### What to produce
For the records that follow, return only the count of lines containing the string "this".

### Figure collection entries
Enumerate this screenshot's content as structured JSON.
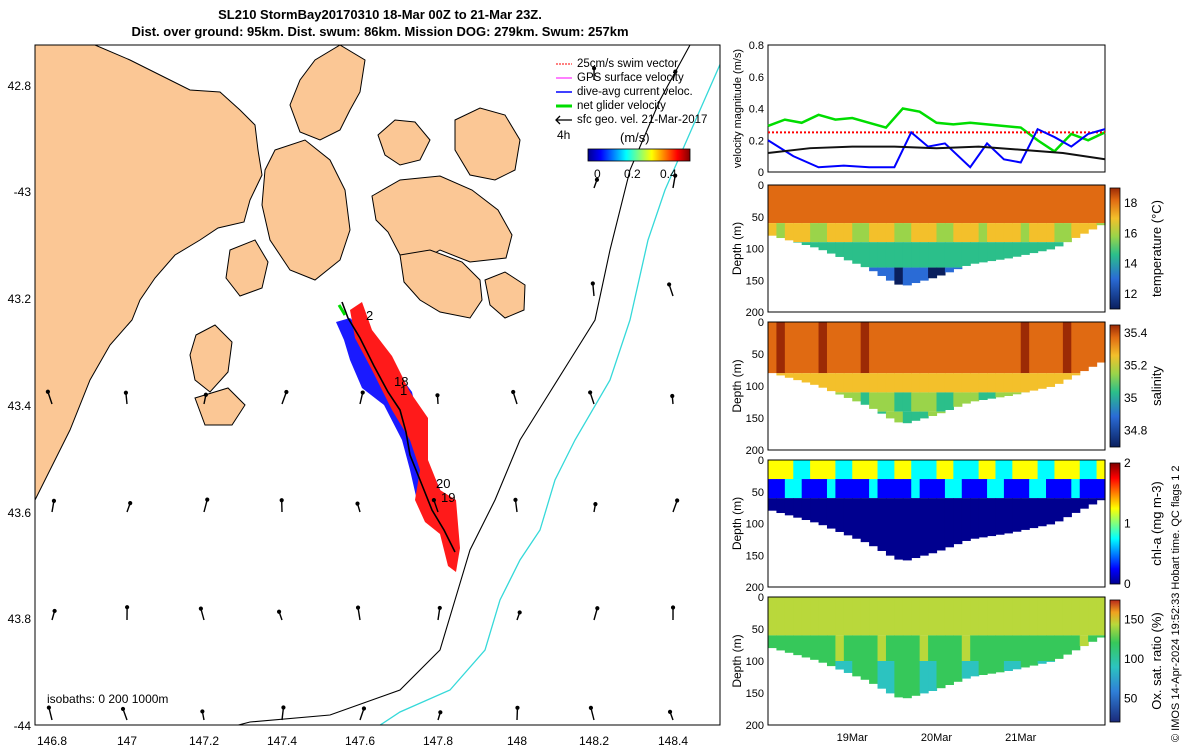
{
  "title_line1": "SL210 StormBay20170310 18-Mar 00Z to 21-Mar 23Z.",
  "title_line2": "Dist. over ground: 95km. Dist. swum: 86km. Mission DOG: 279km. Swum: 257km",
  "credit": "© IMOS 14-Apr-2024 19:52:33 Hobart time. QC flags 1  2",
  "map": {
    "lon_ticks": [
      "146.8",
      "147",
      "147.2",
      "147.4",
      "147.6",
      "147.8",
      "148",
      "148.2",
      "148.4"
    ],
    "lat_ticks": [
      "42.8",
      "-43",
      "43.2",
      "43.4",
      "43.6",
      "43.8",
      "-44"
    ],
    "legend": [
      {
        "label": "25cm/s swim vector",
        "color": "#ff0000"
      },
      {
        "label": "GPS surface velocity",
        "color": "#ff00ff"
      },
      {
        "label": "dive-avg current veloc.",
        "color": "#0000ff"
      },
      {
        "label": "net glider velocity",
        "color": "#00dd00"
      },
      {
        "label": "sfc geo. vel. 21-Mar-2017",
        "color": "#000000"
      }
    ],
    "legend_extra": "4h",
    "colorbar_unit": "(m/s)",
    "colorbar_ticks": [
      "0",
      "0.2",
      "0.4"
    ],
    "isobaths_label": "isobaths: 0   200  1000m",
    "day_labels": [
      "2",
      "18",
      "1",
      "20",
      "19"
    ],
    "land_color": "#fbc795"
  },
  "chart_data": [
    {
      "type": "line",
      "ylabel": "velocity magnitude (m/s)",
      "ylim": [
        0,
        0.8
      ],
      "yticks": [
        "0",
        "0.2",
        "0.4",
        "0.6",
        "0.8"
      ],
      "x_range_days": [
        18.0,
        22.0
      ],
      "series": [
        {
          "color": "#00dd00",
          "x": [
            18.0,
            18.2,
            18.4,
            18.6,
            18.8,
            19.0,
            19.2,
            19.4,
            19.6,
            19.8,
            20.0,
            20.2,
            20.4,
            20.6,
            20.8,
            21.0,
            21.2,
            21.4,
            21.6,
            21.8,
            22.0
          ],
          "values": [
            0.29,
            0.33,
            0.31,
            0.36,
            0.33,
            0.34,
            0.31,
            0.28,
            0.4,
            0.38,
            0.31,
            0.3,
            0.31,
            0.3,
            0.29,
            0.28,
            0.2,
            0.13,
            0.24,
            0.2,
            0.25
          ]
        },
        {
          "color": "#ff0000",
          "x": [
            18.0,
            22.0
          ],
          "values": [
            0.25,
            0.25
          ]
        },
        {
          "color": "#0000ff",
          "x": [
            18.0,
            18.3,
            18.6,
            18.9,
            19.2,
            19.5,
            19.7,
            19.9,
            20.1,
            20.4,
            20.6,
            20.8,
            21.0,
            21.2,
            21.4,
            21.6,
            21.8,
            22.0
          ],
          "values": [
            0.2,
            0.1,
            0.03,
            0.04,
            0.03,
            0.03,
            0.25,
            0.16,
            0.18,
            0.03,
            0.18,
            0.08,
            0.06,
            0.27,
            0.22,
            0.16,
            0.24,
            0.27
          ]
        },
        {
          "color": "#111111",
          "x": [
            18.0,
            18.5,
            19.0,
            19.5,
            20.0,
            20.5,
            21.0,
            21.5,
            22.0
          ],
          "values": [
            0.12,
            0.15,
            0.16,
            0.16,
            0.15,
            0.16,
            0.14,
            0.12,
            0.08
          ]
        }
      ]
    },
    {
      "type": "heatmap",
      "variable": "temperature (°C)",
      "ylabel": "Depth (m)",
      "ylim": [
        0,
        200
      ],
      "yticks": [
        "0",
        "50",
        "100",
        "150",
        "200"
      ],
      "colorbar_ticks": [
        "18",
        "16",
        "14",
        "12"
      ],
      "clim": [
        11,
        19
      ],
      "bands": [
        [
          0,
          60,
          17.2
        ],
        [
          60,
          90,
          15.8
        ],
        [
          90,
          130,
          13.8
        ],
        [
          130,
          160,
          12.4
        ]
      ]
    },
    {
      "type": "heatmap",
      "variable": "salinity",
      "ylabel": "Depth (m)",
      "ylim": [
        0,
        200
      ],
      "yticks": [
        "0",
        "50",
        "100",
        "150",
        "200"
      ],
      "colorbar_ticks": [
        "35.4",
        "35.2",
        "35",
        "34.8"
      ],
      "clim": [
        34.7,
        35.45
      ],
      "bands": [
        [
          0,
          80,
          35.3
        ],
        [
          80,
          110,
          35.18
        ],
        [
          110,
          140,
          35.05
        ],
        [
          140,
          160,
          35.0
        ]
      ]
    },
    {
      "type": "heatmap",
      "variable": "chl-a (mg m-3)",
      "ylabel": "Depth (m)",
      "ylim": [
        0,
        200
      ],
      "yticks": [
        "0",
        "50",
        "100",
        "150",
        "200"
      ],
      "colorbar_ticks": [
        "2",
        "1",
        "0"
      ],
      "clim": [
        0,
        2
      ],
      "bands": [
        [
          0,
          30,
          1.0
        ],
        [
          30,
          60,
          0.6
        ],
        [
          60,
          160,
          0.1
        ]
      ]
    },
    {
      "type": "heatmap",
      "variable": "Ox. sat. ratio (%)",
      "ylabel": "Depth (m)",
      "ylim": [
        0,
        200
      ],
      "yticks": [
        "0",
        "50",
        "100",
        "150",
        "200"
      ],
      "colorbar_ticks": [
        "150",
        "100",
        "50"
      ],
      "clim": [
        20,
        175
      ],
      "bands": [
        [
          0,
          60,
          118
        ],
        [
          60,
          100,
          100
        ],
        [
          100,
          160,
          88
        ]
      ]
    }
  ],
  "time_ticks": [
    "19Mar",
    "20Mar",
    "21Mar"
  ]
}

* * *

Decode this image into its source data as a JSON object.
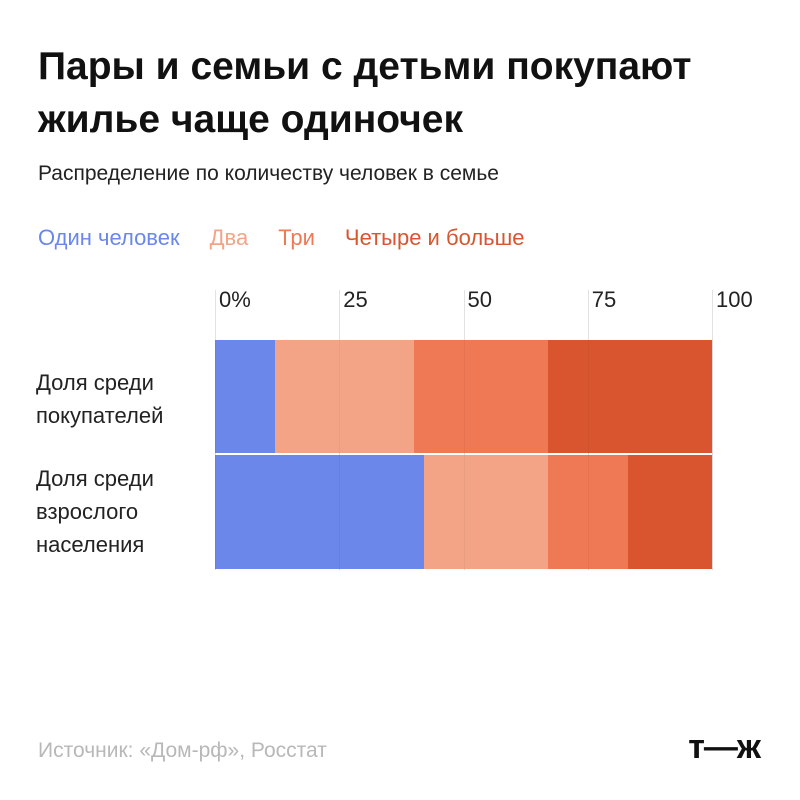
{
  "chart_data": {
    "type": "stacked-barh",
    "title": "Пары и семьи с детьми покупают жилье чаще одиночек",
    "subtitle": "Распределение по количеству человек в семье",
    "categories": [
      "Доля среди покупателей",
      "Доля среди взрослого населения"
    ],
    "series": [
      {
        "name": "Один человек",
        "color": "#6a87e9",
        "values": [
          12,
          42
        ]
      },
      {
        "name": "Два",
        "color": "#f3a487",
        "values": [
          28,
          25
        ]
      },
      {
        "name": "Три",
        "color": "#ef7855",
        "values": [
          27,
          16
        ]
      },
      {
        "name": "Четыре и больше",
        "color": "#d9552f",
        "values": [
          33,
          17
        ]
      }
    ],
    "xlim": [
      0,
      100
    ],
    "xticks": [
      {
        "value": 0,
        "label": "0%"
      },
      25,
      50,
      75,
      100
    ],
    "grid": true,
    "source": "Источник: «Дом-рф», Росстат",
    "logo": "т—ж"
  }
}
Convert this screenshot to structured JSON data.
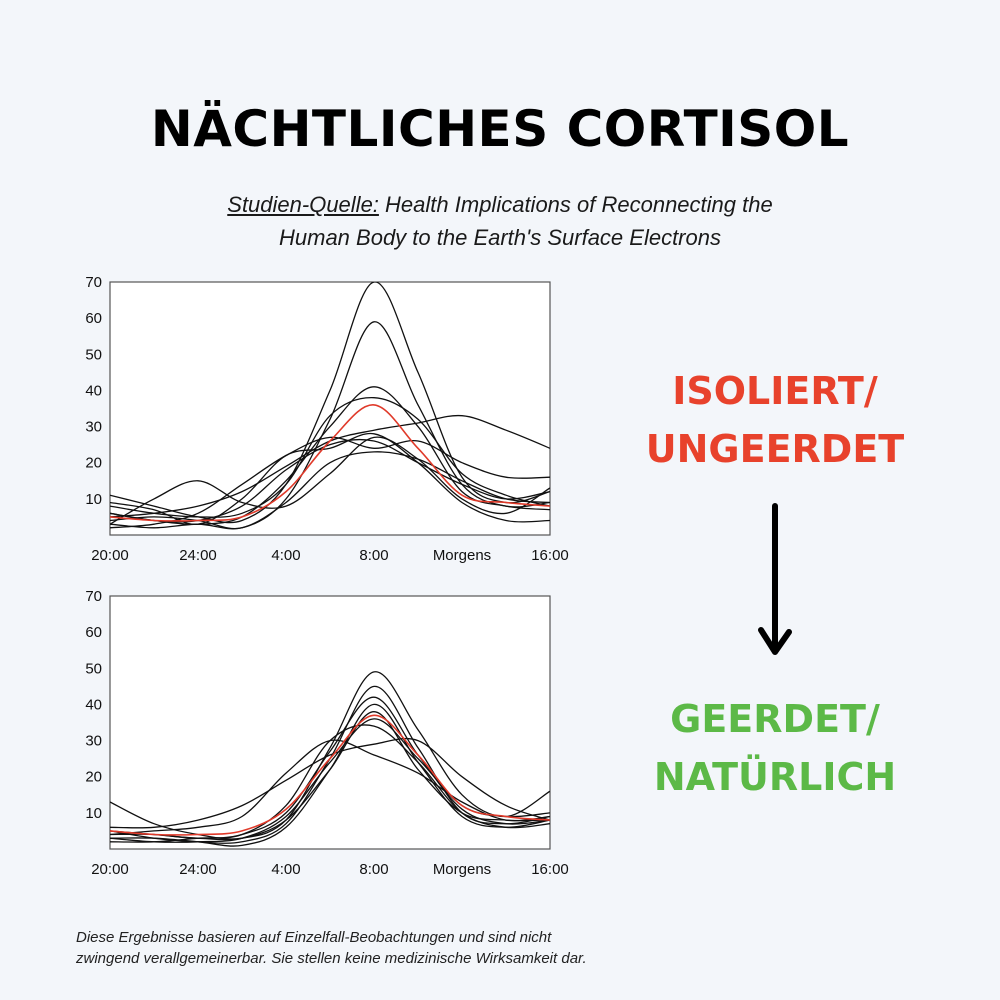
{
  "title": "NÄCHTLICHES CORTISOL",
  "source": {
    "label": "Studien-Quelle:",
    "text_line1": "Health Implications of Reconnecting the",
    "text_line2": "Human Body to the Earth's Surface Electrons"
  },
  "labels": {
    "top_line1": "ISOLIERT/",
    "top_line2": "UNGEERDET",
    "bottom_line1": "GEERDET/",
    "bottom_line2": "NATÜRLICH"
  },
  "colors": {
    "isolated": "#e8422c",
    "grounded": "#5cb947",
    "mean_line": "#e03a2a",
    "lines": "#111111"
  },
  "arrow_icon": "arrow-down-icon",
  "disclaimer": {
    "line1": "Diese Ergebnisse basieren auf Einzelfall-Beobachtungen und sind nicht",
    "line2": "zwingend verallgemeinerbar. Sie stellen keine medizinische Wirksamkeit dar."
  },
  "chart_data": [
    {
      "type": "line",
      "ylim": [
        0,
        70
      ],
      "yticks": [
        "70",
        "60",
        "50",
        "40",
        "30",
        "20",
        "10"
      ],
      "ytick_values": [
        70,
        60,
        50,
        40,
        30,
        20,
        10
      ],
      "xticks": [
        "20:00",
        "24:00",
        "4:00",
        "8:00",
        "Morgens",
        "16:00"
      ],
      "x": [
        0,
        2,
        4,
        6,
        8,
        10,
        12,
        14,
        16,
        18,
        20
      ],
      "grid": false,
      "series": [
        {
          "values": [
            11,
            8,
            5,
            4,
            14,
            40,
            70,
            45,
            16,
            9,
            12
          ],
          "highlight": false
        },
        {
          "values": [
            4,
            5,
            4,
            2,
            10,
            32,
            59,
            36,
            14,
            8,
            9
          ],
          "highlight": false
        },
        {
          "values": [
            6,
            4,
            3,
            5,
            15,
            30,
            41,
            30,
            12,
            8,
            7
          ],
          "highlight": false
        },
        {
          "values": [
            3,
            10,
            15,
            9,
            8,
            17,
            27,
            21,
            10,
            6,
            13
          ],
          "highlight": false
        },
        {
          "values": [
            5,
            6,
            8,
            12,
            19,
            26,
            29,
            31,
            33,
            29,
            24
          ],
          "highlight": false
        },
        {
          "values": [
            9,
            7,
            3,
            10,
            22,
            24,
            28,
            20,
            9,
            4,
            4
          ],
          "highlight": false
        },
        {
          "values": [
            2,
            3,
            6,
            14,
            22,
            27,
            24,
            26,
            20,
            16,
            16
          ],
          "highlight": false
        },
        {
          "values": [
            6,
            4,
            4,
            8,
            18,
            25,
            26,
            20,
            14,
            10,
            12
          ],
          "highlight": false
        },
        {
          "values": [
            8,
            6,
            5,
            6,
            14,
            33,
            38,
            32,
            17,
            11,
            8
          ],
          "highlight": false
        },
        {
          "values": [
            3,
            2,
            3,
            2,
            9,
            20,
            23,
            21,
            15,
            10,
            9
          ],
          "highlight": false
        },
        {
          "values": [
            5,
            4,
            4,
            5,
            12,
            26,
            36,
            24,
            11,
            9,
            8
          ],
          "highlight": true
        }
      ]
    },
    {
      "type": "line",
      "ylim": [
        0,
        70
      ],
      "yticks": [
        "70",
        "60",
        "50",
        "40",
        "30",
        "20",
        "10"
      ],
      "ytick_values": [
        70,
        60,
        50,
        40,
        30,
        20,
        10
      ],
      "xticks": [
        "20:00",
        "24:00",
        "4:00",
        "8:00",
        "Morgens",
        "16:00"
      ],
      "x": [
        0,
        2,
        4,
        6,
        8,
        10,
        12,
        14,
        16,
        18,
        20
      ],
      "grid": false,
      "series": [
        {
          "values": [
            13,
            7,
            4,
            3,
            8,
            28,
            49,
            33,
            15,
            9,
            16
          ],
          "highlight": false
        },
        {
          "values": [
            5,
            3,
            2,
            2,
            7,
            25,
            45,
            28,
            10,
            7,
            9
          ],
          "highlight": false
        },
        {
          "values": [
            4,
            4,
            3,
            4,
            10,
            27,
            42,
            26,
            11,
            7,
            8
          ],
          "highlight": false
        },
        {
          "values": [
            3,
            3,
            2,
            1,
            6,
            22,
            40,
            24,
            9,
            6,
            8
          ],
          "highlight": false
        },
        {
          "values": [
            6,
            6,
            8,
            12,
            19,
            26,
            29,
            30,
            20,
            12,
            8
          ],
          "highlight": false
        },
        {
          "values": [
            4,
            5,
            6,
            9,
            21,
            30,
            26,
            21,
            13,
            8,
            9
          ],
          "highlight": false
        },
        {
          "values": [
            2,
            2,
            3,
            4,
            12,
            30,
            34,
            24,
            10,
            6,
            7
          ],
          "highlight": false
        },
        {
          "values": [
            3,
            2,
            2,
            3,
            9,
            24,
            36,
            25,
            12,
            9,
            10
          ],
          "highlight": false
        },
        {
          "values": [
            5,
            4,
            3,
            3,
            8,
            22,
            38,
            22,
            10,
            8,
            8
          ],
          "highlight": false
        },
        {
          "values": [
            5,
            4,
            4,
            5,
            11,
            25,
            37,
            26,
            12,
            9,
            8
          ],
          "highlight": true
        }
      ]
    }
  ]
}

### Right answer
3